--- PROMPT ---
Copy out all the data, word for word.

--- TASK DATA ---

::::

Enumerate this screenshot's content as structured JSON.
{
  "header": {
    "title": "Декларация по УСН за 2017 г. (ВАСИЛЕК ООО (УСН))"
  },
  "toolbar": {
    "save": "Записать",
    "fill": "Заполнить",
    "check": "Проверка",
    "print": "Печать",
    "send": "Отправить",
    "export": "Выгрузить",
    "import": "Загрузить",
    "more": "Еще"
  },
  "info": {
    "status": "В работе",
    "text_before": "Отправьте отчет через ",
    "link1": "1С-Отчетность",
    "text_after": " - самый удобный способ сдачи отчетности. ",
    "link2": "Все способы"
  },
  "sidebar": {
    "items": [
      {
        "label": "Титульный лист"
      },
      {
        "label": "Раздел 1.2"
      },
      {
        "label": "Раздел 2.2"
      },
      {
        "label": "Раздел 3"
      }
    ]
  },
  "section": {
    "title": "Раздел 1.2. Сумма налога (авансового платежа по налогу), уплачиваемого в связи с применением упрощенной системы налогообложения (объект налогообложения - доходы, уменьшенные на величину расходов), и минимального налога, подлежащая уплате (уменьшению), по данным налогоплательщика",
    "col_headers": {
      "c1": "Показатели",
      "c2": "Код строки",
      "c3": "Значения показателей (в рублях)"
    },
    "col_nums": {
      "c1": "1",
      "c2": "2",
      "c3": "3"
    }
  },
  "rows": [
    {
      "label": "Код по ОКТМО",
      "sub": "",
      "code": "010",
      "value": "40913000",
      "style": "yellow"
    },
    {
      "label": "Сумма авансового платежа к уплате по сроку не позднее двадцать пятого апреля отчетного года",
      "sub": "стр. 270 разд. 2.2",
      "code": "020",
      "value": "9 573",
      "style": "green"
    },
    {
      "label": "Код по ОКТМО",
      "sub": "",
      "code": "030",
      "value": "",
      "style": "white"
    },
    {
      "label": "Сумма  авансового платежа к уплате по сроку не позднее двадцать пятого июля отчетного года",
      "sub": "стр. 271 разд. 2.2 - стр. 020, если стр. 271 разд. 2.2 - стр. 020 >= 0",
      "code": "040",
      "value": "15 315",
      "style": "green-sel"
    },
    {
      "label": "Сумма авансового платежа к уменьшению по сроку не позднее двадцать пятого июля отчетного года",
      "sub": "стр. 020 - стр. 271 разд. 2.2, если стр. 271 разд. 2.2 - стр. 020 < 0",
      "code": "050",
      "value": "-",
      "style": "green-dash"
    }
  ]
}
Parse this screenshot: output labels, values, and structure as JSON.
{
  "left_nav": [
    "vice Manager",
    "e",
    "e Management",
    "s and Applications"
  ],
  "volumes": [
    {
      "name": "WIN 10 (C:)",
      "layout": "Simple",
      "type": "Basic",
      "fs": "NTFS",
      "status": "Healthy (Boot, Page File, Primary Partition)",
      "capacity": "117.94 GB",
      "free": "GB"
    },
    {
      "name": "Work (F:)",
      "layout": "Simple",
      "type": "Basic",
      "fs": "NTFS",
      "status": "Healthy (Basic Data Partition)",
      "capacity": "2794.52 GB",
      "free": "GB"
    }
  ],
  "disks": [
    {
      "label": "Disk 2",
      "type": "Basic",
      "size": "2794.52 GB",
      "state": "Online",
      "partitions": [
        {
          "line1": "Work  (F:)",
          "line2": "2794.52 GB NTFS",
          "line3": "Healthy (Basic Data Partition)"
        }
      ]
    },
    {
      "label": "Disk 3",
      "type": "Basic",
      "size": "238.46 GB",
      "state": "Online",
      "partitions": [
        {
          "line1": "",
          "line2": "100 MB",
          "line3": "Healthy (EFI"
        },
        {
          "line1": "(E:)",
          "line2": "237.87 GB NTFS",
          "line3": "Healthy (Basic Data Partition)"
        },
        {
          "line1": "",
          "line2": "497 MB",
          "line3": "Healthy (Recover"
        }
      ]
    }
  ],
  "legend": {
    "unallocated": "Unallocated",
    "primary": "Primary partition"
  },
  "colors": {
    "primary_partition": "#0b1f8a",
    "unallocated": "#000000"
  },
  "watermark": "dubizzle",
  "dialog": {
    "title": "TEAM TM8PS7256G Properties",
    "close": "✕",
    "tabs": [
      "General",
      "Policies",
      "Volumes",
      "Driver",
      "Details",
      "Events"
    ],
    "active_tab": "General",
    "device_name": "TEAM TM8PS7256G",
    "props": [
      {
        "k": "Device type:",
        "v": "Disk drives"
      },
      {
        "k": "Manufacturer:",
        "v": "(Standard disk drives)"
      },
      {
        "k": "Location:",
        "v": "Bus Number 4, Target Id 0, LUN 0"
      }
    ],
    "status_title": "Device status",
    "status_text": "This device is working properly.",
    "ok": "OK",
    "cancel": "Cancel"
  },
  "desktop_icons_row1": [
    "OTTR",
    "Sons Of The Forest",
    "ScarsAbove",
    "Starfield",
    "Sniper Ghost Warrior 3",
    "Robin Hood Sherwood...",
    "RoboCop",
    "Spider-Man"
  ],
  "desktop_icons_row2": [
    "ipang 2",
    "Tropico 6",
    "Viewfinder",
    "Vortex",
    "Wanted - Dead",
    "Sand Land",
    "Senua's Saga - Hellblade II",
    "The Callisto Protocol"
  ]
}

::::

--- TASK RESULT ---
Enumerate this screenshot's content as structured JSON.
{
  "header": {
    "title": "Декларация по УСН за 2017 г. (ВАСИЛЕК ООО (УСН))"
  },
  "toolbar": {
    "save": "Записать",
    "fill": "Заполнить",
    "check": "Проверка",
    "print": "Печать",
    "send": "Отправить",
    "export": "Выгрузить",
    "import": "Загрузить",
    "more": "Еще"
  },
  "info": {
    "status": "В работе",
    "text_before": "Отправьте отчет через ",
    "link1": "1С-Отчетность",
    "text_after": " - самый удобный способ сдачи отчетности. ",
    "link2": "Все способы"
  },
  "sidebar": {
    "items": [
      {
        "label": "Титульный лист"
      },
      {
        "label": "Раздел 1.2"
      },
      {
        "label": "Раздел 2.2"
      },
      {
        "label": "Раздел 3"
      }
    ]
  },
  "section": {
    "title": "Раздел 1.2. Сумма налога (авансового платежа по налогу), уплачиваемого в связи с применением упрощенной системы налогообложения (объект налогообложения - доходы, уменьшенные на величину расходов), и минимального налога, подлежащая уплате (уменьшению), по данным налогоплательщика",
    "col_headers": {
      "c1": "Показатели",
      "c2": "Код строки",
      "c3": "Значения показателей (в рублях)"
    },
    "col_nums": {
      "c1": "1",
      "c2": "2",
      "c3": "3"
    }
  },
  "rows": [
    {
      "label": "Код по ОКТМО",
      "sub": "",
      "code": "010",
      "value": "40913000",
      "style": "yellow"
    },
    {
      "label": "Сумма авансового платежа к уплате по сроку не позднее двадцать пятого апреля отчетного года",
      "sub": "стр. 270 разд. 2.2",
      "code": "020",
      "value": "9 573",
      "style": "green"
    },
    {
      "label": "Код по ОКТМО",
      "sub": "",
      "code": "030",
      "value": "",
      "style": "white"
    },
    {
      "label": "Сумма  авансового платежа к уплате по сроку не позднее двадцать пятого июля отчетного года",
      "sub": "стр. 271 разд. 2.2 - стр. 020, если стр. 271 разд. 2.2 - стр. 020 >= 0",
      "code": "040",
      "value": "15 315",
      "style": "green-sel"
    },
    {
      "label": "Сумма авансового платежа к уменьшению по сроку не позднее двадцать пятого июля отчетного года",
      "sub": "стр. 020 - стр. 271 разд. 2.2, если стр. 271 разд. 2.2 - стр. 020 < 0",
      "code": "050",
      "value": "-",
      "style": "green-dash"
    }
  ]
}
Parse this screenshot: output labels, values, and structure as JSON.
{
  "left_nav": [
    "vice Manager",
    "e",
    "e Management",
    "s and Applications"
  ],
  "volumes": [
    {
      "name": "WIN 10 (C:)",
      "layout": "Simple",
      "type": "Basic",
      "fs": "NTFS",
      "status": "Healthy (Boot, Page File, Primary Partition)",
      "capacity": "117.94 GB",
      "free": "GB"
    },
    {
      "name": "Work (F:)",
      "layout": "Simple",
      "type": "Basic",
      "fs": "NTFS",
      "status": "Healthy (Basic Data Partition)",
      "capacity": "2794.52 GB",
      "free": "GB"
    }
  ],
  "disks": [
    {
      "label": "Disk 2",
      "type": "Basic",
      "size": "2794.52 GB",
      "state": "Online",
      "partitions": [
        {
          "line1": "Work  (F:)",
          "line2": "2794.52 GB NTFS",
          "line3": "Healthy (Basic Data Partition)"
        }
      ]
    },
    {
      "label": "Disk 3",
      "type": "Basic",
      "size": "238.46 GB",
      "state": "Online",
      "partitions": [
        {
          "line1": "",
          "line2": "100 MB",
          "line3": "Healthy (EFI"
        },
        {
          "line1": "(E:)",
          "line2": "237.87 GB NTFS",
          "line3": "Healthy (Basic Data Partition)"
        },
        {
          "line1": "",
          "line2": "497 MB",
          "line3": "Healthy (Recover"
        }
      ]
    }
  ],
  "legend": {
    "unallocated": "Unallocated",
    "primary": "Primary partition"
  },
  "colors": {
    "primary_partition": "#0b1f8a",
    "unallocated": "#000000"
  },
  "watermark": "dubizzle",
  "dialog": {
    "title": "TEAM TM8PS7256G Properties",
    "close": "✕",
    "tabs": [
      "General",
      "Policies",
      "Volumes",
      "Driver",
      "Details",
      "Events"
    ],
    "active_tab": "General",
    "device_name": "TEAM TM8PS7256G",
    "props": [
      {
        "k": "Device type:",
        "v": "Disk drives"
      },
      {
        "k": "Manufacturer:",
        "v": "(Standard disk drives)"
      },
      {
        "k": "Location:",
        "v": "Bus Number 4, Target Id 0, LUN 0"
      }
    ],
    "status_title": "Device status",
    "status_text": "This device is working properly.",
    "ok": "OK",
    "cancel": "Cancel"
  },
  "desktop_icons_row1": [
    "OTTR",
    "Sons Of The Forest",
    "ScarsAbove",
    "Starfield",
    "Sniper Ghost Warrior 3",
    "Robin Hood Sherwood...",
    "RoboCop",
    "Spider-Man"
  ],
  "desktop_icons_row2": [
    "ipang 2",
    "Tropico 6",
    "Viewfinder",
    "Vortex",
    "Wanted - Dead",
    "Sand Land",
    "Senua's Saga - Hellblade II",
    "The Callisto Protocol"
  ]
}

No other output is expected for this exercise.